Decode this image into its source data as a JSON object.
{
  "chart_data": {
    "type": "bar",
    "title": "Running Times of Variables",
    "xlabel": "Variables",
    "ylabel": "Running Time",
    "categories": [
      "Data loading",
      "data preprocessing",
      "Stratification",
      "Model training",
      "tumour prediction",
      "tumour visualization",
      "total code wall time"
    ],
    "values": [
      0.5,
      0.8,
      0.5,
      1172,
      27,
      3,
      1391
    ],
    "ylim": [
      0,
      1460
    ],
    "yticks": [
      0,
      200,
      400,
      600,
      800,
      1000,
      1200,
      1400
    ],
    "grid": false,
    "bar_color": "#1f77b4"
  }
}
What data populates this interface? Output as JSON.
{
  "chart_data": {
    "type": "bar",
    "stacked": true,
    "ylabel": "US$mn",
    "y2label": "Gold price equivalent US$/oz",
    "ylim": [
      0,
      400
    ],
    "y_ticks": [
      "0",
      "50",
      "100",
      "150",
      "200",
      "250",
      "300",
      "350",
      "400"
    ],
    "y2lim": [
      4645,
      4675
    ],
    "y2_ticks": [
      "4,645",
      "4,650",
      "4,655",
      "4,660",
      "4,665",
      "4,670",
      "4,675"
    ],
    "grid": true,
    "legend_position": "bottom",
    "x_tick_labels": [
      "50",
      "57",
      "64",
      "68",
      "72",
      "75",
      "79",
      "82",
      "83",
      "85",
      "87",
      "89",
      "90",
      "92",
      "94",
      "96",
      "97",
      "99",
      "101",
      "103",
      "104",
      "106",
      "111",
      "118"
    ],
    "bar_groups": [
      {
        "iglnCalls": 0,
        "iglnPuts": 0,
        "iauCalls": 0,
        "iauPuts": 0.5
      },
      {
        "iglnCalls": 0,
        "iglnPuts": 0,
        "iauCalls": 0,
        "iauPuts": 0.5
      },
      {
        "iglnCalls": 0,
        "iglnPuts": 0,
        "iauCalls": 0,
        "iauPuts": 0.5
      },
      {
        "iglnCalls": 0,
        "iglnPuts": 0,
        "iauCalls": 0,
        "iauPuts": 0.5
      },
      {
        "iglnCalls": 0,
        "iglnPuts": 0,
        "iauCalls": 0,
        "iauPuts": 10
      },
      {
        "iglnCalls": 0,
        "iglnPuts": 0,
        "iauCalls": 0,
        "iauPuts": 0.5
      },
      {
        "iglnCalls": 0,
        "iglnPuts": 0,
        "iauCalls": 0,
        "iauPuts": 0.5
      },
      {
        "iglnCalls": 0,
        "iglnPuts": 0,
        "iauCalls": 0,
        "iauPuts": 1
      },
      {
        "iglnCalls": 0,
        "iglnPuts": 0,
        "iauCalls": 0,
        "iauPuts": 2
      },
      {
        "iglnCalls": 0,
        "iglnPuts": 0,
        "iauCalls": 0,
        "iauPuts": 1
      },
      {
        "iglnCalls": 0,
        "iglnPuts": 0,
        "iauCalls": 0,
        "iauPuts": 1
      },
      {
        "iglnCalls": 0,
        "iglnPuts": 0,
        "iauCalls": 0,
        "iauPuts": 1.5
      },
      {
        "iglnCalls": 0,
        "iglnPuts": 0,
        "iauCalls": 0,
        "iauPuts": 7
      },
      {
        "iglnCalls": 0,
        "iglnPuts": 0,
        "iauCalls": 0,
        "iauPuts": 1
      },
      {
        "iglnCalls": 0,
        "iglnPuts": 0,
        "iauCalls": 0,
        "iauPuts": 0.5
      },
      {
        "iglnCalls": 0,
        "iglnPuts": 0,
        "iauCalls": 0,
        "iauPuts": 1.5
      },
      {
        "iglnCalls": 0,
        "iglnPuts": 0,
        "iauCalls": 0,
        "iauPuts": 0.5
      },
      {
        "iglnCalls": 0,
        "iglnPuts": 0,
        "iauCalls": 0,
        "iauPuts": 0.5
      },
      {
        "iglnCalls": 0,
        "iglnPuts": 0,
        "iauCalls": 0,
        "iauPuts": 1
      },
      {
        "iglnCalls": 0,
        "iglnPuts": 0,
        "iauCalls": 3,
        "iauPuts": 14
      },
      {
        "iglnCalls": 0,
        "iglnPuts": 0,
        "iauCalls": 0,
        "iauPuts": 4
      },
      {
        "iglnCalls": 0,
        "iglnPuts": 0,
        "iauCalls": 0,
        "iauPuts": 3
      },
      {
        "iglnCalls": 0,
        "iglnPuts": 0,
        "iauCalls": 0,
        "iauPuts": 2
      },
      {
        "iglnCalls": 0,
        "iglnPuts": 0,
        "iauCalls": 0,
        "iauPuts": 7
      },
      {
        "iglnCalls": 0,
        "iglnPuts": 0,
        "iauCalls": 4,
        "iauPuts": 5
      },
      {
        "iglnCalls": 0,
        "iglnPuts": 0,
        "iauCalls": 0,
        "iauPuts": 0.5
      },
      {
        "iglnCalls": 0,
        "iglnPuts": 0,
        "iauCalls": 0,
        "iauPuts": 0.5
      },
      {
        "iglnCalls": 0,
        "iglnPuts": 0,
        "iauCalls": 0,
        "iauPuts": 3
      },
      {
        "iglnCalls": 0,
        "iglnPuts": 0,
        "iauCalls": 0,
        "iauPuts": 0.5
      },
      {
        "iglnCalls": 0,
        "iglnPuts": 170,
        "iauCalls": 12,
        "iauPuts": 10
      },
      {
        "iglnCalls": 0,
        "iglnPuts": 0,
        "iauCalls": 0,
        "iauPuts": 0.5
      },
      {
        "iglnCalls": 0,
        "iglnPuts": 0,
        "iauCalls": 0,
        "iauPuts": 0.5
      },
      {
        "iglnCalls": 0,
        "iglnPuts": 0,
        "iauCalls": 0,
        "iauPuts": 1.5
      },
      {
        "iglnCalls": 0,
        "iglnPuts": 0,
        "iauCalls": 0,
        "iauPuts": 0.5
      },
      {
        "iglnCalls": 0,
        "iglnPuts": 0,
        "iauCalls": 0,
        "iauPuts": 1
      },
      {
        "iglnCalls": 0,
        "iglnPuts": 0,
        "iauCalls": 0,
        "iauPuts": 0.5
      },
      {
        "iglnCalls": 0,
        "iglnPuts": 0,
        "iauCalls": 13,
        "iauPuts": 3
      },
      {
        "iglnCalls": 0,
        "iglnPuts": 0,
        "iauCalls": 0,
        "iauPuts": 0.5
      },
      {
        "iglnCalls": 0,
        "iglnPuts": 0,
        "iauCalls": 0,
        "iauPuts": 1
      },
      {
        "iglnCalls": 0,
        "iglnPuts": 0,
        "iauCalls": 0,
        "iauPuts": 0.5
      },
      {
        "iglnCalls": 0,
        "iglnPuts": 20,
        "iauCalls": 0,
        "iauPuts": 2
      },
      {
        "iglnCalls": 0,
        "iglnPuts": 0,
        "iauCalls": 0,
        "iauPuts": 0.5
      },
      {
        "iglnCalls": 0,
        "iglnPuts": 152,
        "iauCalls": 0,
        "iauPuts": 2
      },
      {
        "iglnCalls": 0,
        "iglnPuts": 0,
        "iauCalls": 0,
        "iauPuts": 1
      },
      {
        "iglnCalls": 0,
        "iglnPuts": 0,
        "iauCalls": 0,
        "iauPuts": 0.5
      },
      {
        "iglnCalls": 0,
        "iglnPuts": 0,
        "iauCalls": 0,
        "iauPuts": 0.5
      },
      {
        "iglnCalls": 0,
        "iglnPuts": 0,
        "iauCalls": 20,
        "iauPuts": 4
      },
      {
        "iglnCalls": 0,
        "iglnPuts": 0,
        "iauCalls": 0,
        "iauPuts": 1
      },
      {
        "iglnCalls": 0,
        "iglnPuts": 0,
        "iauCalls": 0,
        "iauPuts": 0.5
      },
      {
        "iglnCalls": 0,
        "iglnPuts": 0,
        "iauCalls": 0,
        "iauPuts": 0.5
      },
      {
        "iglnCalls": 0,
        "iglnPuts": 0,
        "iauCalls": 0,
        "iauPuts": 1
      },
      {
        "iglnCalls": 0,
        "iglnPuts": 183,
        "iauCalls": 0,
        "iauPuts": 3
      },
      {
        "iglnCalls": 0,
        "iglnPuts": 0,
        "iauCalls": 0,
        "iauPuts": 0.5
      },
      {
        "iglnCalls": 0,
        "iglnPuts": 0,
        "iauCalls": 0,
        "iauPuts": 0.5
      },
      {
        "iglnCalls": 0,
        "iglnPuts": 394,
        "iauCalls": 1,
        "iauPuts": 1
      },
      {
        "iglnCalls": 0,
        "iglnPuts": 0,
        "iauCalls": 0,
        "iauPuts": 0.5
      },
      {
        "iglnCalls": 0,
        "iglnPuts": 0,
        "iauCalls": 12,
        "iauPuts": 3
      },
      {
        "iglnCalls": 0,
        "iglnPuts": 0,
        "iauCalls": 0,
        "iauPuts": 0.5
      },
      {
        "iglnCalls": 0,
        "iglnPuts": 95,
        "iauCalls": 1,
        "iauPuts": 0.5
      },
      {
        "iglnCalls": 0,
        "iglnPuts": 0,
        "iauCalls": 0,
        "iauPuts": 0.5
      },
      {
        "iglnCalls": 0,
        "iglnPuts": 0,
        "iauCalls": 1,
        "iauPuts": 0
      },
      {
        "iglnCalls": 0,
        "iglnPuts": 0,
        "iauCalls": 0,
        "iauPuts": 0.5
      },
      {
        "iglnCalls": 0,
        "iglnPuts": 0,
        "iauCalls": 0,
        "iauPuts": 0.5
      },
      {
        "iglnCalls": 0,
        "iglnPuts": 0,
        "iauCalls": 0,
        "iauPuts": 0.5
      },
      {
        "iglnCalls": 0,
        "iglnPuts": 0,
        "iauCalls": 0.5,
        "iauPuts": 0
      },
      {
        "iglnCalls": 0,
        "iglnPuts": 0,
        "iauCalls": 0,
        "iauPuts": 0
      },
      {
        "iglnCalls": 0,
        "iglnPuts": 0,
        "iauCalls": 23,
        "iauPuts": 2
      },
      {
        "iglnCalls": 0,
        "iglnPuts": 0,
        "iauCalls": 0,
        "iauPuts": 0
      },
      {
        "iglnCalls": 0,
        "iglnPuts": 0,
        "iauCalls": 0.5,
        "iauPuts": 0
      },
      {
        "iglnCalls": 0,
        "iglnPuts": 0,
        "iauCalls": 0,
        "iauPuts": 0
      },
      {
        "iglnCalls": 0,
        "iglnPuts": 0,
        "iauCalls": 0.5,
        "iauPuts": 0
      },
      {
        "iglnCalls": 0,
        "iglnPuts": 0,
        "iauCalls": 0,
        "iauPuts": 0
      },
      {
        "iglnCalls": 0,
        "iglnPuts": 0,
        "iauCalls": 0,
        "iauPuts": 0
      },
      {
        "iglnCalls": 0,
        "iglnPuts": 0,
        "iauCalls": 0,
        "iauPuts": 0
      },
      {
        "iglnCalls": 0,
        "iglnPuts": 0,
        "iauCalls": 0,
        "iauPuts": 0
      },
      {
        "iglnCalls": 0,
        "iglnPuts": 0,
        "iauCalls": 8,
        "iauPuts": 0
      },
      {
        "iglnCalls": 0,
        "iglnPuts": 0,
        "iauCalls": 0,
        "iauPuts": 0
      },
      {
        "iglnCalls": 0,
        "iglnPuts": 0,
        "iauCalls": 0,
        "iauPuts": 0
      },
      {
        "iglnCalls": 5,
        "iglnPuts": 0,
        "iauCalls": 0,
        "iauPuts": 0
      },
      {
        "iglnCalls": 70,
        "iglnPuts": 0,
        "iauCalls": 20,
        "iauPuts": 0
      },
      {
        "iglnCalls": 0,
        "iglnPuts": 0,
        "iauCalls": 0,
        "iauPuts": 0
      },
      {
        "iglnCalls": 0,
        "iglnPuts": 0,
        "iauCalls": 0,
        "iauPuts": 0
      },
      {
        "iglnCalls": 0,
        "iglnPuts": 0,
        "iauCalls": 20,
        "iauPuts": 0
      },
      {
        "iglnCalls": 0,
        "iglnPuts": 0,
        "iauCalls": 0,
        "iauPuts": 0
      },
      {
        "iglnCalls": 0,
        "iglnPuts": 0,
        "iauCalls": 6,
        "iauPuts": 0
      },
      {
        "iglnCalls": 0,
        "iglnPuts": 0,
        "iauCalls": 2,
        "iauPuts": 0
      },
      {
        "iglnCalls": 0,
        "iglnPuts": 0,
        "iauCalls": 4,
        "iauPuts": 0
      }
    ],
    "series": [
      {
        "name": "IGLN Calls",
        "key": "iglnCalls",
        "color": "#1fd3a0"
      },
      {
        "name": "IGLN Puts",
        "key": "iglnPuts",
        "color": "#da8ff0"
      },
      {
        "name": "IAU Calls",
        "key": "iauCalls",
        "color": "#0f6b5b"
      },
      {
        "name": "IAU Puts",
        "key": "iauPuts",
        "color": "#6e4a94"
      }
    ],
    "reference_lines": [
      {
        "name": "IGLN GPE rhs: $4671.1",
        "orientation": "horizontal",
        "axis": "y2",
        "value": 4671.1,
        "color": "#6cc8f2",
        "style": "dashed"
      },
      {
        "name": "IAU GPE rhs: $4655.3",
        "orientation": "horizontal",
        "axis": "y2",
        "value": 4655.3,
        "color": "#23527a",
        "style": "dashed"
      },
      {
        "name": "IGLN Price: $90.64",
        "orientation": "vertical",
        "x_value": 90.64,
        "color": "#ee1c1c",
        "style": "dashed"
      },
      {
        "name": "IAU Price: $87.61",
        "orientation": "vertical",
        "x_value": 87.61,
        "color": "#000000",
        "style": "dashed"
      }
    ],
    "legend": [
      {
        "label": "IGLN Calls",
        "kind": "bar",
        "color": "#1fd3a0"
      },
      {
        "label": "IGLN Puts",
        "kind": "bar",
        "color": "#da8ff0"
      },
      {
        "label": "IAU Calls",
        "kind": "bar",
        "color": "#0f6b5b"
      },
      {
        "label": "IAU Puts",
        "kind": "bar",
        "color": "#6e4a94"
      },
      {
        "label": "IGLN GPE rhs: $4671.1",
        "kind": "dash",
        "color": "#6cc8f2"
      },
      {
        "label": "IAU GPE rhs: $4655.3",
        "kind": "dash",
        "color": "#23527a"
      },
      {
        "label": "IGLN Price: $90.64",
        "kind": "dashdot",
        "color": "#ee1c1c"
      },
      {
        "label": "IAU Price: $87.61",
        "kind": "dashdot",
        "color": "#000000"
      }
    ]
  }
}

### INSTRUCTION
Wherever "JSON" shows up in a line, copy that line.

### COMPLETED TASK
Decode this image into its source data as a JSON object.
What data populates this interface? Output as JSON.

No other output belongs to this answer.